Don't misconstrue this as me calling you disingenuous or anything, we all do this to some extent.  The players used it as motivation during the season, so that was a good thing for them.  It wasn't Karma that caused Michigan to get whipped by OSU, it was Michigan schemes getting exploited. 

Honk if Ufer M…

December 31st, 2018 at 4:31 PM ^

Well this crappy tablet zapped out a long post about shocking attitudes and beliefs of coaches and players going into The Game that shows it's a hell of a lot more than just the scheme, as told to me by a big name player. I don't have the energy to rewrite it now. Especially knowing how it won't be believed anyway and I'm not going to name the player. ?

SoccerDancer

December 30th, 2018 at 2:27 PM ^

Ok, honest question.... What does everyone think of Patterson?  My eval is that, yes, he's indeed solid, and reasonably good, but he is not an 'elite' QB. He makes excellent throws when he's not pressured, he gets pressured he doesn't keep his cool or make the right checks or great throws. Some yes, but not the consistency that you'd expect from a great QB. I think he has a limited ceiling because of it. I'd love to be wrong, and that next year we see him gain more composure and better & faster decisions, but not sure he'll climb to that next level.  On a separate note, it would appear that Peters is odd man out, and nearly certain transfer candidate. I think his window here has passed. 

Couchman

December 30th, 2018 at 3:20 PM ^

There are a lot of fans who know more about the intricacies of the offense and can break down Patterson's play, but here's my take. He instills more confidence and consistency play to play than there's been in a long time. With Speight and O'Korn (especially) and even Dennard and Devin Gardner, you never knew what was going to happen. A brilliant play followed by a head scratcher. There were a lot of expectations put on Patterson's shoulders this year, and he played generally pretty well. Especially that stretch after the Notre Dame game, up until Indiana. When the offensive line couldn't protect him, he struggled. A lot of his passes were under thrown and cost some scores. A lot of dropped passes did the same, usually in really key situations. Off the field, he always seems uncomfortable in interviews, like he wishes he was somewhere else. Pretty humble guy, it seems. Doesn't look for the limelight. Really loves his teammates. Cares about the program. Who knows how good he would've done in those losses had he had better protection and better offensive game plans. Not an elite QB -- some of them make it look so easy -- but I think he played hard, did his best, tried to be a good leader, and is an improvement over years past.

thevetdoc1

December 30th, 2018 at 6:12 PM ^

He is what he is. A good but not great QB. I think he has more ability but it lies in the run game and throwing on the run. Very, very few college QBs are pocket passers. Just look at the draft and how many pocket QBs are drafted and how many have success. USC and Michigan are the hold outs on running QBs and where are they right now? If Shea is allowed to run more, he will be a better QB. Without that element, he is a third team Big Ten QB. Not third team All American. But he is a great guy and we are glad to have him. I just wonder what Dylan Mcafferty might bring to the table as well as the rocket armed freshman.

## YOUR TASKS
1) Print the stretch of the Michigan football discussion from "He is what he" through "rocket armed freshman.".
2) In the Michigan football discussion, what stretch of the season is singled out as one where Patterson played especially well?
The material below comes from a separate, unrelated source.

## SOURCE MATERIAL
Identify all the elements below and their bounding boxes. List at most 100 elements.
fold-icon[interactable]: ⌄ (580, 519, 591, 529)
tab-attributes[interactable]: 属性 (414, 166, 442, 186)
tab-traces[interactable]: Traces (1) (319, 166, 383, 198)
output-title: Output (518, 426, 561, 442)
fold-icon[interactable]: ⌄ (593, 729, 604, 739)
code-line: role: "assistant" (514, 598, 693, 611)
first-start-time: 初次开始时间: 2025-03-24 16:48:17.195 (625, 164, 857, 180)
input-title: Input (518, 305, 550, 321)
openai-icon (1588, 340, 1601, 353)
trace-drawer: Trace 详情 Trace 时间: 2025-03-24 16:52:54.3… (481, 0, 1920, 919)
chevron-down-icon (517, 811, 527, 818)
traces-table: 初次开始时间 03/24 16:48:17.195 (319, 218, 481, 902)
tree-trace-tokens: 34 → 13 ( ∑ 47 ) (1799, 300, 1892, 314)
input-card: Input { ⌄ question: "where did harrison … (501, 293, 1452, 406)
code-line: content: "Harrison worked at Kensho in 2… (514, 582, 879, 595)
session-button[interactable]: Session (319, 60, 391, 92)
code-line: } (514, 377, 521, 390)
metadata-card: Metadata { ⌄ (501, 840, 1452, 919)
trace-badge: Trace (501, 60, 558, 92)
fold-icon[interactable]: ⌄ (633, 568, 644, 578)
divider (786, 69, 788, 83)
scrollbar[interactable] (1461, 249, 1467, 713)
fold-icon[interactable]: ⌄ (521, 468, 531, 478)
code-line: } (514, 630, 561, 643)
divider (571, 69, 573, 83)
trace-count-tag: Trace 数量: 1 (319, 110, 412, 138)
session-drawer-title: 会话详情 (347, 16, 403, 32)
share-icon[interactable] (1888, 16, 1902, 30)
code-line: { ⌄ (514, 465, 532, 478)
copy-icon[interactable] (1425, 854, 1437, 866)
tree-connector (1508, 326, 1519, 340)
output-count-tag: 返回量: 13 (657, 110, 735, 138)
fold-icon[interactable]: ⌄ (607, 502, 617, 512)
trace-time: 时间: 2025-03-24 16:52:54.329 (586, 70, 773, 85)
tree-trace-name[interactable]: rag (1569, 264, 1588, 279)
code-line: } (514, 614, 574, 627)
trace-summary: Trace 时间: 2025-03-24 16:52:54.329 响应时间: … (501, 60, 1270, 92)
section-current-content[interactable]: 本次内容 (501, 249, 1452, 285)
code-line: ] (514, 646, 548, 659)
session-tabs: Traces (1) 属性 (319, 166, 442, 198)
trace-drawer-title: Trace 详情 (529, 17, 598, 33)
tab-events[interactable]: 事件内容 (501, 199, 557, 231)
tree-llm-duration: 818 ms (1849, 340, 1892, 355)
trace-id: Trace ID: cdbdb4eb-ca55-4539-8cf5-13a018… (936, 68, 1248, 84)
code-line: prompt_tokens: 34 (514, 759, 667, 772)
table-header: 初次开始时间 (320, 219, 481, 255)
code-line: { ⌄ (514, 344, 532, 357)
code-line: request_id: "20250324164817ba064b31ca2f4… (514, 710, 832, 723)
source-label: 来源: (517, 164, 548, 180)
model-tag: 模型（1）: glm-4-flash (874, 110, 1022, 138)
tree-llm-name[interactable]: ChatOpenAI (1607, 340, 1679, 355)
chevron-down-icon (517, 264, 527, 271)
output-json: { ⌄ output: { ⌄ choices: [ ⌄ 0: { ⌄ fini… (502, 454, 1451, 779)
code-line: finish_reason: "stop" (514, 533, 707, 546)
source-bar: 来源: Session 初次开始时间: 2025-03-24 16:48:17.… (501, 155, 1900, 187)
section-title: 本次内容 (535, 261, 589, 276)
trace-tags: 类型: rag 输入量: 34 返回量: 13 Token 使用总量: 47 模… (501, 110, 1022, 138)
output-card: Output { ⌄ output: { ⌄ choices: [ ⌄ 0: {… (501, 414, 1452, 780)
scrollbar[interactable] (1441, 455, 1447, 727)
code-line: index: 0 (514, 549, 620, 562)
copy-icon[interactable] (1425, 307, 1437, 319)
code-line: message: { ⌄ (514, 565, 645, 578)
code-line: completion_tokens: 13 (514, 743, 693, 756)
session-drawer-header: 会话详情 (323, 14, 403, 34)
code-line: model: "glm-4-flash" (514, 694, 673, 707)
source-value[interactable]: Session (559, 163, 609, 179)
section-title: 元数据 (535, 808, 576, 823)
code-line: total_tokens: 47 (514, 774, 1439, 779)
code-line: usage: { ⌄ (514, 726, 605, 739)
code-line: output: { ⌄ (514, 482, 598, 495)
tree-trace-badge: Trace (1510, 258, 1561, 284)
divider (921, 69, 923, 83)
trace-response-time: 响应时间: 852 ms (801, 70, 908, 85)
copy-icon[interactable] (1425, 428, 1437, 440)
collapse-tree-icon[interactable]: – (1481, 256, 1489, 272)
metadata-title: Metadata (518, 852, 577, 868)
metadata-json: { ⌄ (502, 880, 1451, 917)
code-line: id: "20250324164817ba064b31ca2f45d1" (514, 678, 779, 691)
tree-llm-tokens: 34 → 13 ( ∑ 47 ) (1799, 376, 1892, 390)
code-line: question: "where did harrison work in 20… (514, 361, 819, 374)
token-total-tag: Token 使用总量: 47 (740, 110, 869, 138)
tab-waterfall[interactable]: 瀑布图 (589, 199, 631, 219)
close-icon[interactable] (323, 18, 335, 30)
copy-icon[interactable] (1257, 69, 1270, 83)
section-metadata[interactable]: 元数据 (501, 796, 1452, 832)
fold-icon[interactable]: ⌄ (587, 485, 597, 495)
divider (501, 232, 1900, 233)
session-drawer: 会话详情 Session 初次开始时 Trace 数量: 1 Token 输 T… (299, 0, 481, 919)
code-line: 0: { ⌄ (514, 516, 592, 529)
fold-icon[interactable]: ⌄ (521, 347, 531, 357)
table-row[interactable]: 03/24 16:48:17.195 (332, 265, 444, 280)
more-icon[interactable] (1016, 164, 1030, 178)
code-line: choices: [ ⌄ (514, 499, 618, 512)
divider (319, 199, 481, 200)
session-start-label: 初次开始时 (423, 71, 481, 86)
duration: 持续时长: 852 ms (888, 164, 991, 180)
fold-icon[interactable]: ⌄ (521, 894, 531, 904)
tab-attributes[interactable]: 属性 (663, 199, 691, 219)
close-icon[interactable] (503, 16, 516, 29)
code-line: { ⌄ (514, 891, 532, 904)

## SOLUTIONS PER TASK
1)
He is what he is. A good but not great QB. I think he has more ability but it lies in the run game and throwing on the run. Very, very few college QBs are pocket passers. Just look at the draft and how many pocket QBs are drafted and how many have success. USC and Michigan are the hold outs on running QBs and where are they right now? If Shea is allowed to run more, he will be a better QB. Without that element, he is a third team Big Ten QB. Not third team All American. But he is a great guy and we are glad to have him. I just wonder what Dylan Mcafferty might bring to the table as well as the rocket armed freshman.

2) The stretch after the Notre Dame game, up until Indiana.